Listings of boxed layout items:
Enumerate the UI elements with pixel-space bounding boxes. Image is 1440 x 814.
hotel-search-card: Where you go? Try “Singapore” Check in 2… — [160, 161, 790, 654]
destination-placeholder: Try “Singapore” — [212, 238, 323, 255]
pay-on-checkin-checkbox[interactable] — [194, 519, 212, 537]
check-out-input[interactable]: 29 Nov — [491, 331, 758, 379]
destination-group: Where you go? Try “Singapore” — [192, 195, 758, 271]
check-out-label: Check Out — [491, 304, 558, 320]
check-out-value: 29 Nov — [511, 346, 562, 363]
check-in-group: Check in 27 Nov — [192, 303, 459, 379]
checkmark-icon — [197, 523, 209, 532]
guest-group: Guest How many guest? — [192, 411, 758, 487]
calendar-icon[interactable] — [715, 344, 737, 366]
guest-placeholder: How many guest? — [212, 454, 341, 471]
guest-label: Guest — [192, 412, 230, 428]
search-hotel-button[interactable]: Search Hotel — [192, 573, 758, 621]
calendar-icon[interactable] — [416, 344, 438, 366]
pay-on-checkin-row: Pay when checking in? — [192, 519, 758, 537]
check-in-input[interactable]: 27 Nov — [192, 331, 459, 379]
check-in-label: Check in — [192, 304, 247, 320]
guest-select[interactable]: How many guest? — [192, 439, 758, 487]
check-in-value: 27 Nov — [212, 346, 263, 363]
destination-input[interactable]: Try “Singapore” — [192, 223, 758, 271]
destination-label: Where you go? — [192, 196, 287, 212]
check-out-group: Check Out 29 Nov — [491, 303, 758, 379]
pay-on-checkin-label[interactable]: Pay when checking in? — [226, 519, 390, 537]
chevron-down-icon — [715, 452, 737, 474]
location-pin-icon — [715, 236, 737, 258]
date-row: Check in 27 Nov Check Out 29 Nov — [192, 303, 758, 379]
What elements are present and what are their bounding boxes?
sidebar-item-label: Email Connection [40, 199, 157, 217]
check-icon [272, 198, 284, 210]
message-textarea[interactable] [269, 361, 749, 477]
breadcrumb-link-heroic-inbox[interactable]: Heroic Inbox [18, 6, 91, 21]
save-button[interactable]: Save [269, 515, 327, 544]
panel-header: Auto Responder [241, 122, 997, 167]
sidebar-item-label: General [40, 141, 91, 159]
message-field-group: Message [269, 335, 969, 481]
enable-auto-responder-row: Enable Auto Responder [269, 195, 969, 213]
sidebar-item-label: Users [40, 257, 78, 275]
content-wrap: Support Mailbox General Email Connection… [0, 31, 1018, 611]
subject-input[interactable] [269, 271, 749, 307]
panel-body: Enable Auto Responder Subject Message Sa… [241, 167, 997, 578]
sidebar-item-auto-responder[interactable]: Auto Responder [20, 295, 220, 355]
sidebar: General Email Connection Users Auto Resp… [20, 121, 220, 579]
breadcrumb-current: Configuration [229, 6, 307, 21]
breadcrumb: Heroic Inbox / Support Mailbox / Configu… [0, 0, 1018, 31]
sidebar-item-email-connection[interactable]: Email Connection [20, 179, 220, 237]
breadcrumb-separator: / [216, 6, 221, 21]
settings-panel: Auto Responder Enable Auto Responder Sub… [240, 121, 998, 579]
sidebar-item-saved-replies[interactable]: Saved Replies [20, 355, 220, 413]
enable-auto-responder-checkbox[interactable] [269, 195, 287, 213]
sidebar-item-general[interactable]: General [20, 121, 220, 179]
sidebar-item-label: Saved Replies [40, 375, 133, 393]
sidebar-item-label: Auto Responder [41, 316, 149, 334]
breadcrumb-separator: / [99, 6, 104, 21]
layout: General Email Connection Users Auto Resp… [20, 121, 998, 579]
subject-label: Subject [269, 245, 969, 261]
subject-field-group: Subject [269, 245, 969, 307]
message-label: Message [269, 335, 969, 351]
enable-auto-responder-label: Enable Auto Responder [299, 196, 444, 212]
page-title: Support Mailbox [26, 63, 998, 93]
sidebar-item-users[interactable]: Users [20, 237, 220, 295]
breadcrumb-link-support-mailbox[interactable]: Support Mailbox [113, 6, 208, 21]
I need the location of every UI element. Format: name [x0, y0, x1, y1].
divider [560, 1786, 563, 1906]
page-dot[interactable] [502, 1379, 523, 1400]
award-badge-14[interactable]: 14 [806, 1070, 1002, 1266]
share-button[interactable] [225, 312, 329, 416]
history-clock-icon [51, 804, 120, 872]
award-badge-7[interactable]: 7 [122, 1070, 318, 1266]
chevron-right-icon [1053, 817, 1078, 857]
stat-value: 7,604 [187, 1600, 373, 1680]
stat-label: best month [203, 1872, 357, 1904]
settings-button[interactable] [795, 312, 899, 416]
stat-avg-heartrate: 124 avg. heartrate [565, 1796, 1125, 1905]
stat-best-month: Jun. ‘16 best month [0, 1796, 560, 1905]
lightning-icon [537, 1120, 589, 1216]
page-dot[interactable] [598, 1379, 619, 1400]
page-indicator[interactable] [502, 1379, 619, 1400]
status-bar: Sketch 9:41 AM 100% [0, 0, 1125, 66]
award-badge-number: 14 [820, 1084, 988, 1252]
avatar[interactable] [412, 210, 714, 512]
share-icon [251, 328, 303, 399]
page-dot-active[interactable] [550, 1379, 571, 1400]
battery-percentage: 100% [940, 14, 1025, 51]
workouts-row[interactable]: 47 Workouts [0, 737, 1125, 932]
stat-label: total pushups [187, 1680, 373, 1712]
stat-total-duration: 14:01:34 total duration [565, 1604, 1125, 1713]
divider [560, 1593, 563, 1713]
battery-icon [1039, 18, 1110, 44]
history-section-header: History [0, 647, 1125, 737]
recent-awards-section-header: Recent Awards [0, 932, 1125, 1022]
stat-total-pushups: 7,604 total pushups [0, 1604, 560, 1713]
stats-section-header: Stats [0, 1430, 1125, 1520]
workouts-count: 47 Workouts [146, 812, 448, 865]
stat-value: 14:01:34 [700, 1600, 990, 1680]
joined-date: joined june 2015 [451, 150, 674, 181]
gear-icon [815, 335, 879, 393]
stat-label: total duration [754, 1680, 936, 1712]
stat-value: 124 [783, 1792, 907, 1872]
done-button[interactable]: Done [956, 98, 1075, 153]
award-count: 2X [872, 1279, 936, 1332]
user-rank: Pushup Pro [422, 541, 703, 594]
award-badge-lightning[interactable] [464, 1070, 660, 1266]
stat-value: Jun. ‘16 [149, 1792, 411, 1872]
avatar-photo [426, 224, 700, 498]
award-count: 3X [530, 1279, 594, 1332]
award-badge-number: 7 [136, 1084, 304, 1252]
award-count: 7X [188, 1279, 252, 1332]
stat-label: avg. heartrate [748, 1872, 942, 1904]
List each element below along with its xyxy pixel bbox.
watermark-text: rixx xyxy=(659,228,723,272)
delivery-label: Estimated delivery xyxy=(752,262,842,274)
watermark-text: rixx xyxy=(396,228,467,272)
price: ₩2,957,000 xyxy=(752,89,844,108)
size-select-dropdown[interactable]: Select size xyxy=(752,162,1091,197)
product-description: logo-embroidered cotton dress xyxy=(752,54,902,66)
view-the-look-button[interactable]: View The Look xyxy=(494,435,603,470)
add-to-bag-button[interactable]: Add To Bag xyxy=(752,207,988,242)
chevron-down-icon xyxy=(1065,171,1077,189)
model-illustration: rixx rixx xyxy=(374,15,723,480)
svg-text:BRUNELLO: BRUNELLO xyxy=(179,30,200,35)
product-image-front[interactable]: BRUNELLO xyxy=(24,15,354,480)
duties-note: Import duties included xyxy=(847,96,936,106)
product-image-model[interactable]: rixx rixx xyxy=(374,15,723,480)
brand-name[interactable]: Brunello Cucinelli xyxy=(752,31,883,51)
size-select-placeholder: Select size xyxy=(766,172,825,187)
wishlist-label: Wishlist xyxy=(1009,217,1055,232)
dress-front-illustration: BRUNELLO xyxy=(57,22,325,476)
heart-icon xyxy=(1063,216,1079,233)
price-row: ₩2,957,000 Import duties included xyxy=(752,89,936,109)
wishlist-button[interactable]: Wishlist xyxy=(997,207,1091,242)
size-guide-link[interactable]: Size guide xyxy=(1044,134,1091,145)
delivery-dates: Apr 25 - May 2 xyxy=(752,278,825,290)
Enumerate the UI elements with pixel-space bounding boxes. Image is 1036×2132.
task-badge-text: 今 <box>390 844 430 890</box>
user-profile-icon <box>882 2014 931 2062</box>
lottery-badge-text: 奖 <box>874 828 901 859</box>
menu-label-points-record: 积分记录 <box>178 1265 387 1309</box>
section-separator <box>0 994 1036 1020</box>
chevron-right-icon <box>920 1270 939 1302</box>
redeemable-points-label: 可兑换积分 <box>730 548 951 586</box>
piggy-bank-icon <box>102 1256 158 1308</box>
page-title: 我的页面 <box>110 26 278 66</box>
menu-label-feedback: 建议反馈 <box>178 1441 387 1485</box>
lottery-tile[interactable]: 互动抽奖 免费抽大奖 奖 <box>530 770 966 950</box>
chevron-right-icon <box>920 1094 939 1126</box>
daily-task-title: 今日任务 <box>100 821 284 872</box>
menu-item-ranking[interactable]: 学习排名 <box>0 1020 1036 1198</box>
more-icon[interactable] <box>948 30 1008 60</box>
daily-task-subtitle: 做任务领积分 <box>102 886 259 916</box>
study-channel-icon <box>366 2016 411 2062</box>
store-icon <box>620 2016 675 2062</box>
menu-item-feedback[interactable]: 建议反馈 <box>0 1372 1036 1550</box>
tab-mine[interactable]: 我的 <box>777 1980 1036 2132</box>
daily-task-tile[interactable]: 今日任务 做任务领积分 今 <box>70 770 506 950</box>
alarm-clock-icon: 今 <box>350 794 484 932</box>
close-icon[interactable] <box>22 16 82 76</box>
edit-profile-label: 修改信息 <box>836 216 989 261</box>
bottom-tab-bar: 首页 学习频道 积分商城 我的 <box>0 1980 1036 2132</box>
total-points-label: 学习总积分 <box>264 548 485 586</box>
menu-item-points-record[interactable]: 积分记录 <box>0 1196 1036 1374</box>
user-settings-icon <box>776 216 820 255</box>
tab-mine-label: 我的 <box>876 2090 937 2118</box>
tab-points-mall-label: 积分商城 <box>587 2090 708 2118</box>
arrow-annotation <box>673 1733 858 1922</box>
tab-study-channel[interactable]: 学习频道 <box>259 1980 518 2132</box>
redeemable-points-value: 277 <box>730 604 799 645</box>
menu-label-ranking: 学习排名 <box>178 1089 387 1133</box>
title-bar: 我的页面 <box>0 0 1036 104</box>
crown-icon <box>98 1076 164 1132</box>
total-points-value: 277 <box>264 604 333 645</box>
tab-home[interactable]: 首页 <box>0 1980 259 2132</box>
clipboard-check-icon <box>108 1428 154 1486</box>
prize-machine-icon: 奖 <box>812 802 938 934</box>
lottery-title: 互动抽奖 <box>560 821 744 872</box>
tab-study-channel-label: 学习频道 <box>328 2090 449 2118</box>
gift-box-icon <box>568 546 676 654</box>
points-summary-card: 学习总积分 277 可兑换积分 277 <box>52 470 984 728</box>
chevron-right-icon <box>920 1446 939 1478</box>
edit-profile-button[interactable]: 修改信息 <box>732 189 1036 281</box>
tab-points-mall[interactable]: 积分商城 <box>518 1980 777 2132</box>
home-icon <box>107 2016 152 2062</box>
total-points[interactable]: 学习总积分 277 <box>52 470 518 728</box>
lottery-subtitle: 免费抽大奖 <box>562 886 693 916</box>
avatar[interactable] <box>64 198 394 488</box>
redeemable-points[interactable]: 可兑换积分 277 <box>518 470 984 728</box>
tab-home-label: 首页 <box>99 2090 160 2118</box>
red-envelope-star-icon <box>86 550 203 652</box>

> _SET TASK_
Retype the items word for word, starting with the very first line and stopping after the line that contains "check-out-input[interactable]: 29 Nov".

> _CORRECT OUTPUT_
Enumerate the UI elements with pixel-space bounding boxes. Image is 1440 x 814.
hotel-search-card: Where you go? Try “Singapore” Check in 2… — [160, 161, 790, 654]
destination-placeholder: Try “Singapore” — [212, 238, 323, 255]
pay-on-checkin-checkbox[interactable] — [194, 519, 212, 537]
check-out-input[interactable]: 29 Nov — [491, 331, 758, 379]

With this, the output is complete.